---------- Texto selecionado ----------
A CloudFlare diz não ser responsável por qualquer dano cometido por sites de clientes, pois a empresa apenas atua como uma “ponte de acesso” ao conteúdo armazenado no provedor principal de hospedagem do cliente. Este, sim, armazena cópias completas e permanentes dos sites e deve ser procurado para derrubar o conteúdo.

Mas a ALS Scan alega que a CloudFlare não tem direito às proteções legais concedidas aos provedores de serviços de internet, como o Google, Facebook e provedores de internet e hospedagem de sites. A produtora argumenta que a CloudFlare faz cópias não autorizadas de material protegido por direito autoral quando armazena cópias temporárias do conteúdo em seus servidores e que a empresa é conivente com as infrações cometidas por seus clientes ao se negar cancelar os serviços a sites de pirataria.

Como parte da proteção a ataques de negação de serviço, a CloudFlare também tenta omitir o endereço de internet (endereço IP) verdadeiro dos seus clientes, o que impede que detentores de direitos autorais tomem medidas contra os provedores de hospedagem desses sites.

Entre os clientes da CloudFlare está o The Pirate Bay, um site bastante conhecido no ramo da pirataria. Mas há diversas outras páginas de conteúdo ilícito nos servidores Especialistas chegaram a criar um site chamado “Crimeflare” para tentar identificar os endereços verdadeiros de clientes da CloudFlare – principalmente sites de conteúdo ilícito -, mas a página era bastante incompleta e já não está mais on-line.
----------
Tarefas
a) No texto sobre a CloudFlare, transforme em lista o parágrafo que começa com "Mas a ALS Scan alega", mantendo os fatos principais.
b) Segundo o texto sobre a CloudFlare, que site bastante conhecido no ramo da pirataria está entre os clientes da empresa?
c) Continue o texto sobre a CloudFlare a partir da última frase apresentada.
---------- Registros exibidos ----------
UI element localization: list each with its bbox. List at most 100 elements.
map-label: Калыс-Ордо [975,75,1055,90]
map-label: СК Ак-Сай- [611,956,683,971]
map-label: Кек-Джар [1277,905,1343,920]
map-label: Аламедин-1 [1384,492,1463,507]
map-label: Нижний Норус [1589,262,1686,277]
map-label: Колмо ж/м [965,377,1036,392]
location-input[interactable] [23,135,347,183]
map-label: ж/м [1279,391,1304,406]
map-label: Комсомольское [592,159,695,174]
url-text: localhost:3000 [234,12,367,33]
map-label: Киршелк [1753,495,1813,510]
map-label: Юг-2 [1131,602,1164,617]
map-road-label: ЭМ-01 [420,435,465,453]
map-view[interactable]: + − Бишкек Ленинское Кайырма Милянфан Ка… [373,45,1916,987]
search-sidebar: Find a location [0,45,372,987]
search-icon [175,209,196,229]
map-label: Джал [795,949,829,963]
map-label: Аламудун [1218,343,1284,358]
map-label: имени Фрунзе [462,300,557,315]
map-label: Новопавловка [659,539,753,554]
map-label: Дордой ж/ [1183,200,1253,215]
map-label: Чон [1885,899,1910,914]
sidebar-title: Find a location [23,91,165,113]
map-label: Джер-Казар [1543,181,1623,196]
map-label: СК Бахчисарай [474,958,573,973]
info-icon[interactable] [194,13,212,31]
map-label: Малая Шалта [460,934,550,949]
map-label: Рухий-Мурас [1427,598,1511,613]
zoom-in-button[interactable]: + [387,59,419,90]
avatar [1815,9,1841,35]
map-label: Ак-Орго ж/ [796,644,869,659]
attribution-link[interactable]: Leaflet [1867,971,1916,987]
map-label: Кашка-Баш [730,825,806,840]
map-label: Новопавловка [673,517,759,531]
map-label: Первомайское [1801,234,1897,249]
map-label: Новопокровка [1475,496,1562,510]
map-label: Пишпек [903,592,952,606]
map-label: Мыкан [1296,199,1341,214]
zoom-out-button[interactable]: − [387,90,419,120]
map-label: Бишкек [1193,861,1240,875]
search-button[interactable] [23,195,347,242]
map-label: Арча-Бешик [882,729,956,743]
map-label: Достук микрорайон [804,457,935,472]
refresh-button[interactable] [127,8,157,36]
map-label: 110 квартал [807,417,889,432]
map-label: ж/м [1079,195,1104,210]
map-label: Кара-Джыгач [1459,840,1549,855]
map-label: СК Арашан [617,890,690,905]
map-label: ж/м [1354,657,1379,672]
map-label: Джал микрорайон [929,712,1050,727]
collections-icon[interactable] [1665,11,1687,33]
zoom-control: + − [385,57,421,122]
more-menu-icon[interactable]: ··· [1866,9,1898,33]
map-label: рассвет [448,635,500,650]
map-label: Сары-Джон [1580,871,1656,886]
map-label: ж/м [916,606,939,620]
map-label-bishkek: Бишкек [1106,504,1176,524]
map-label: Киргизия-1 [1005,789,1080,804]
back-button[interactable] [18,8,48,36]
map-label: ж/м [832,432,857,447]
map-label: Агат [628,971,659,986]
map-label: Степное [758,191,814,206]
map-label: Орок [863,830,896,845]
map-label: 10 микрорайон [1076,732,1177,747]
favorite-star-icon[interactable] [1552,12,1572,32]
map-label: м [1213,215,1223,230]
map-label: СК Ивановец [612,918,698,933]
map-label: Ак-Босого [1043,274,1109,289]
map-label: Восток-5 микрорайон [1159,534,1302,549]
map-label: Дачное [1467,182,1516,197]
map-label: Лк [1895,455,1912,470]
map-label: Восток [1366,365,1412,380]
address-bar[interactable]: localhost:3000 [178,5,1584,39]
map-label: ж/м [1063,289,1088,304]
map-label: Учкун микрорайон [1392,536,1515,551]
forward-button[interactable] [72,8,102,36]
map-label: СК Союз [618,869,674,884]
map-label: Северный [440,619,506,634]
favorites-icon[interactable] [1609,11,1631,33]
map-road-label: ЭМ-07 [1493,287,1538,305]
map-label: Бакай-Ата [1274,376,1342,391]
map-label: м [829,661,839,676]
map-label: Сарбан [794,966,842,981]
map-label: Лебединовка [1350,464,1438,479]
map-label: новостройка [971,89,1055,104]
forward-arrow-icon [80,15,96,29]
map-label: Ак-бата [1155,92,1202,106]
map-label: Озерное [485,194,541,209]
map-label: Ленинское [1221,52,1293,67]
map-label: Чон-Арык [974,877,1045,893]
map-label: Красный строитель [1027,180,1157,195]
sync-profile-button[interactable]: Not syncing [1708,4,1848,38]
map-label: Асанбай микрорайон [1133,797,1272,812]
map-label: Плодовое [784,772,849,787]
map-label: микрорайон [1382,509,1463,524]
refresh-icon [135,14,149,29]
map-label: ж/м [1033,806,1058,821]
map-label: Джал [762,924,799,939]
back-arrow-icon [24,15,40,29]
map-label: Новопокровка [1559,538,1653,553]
----------
Respostas
a)
- A ALS Scan alega que a CloudFlare não tem direito às proteções legais dadas a provedores de serviços de internet, como Google, Facebook e provedores de internet e hospedagem.
- Segundo a produtora, a CloudFlare faz cópias não autorizadas de material protegido por direito autoral ao armazenar cópias temporárias do conteúdo em seus servidores.
- A produtora também afirma que a empresa é conivente com as infrações dos clientes por se negar a cancelar os serviços a sites de pirataria.

b) O The Pirate Bay.

c)
Um dos pilares no argumento da CloudFlare era o de que a empresa não derrubava nenhum site sem ordem judicial. Como ela não é o provedor de serviços primário dos sites, cancelar o serviço da CloudFlare não derrubaria esses sites. A regra valia para todos os clientes, mas a lei norte-americana de direito autoral exige que material protegido seja retirado do ar após notificações, dispensando a necessidade de ordem judicial.

Em agosto, quando a CloudFlare derrubou o site neonazista Daily Stormer, o argumento ficou prejudicado. A atitude demonstrou que o cancelamento do serviço por parte da companhia pode ter um efeito direto na disponibilidade de uma página web. O site de tecnologia Gizmodo obteve um comunicado interno da empresa enviado por Matthew Prince, o CEO da CloudFlare, em que ele deixa claro não só que ele pode tirar algo do ar, mas fazer isso de forma arbitrária.

“Hoje acordei de mau humor e decidi chutar o Daily Stormer para fora da internet”, escreveu Prince.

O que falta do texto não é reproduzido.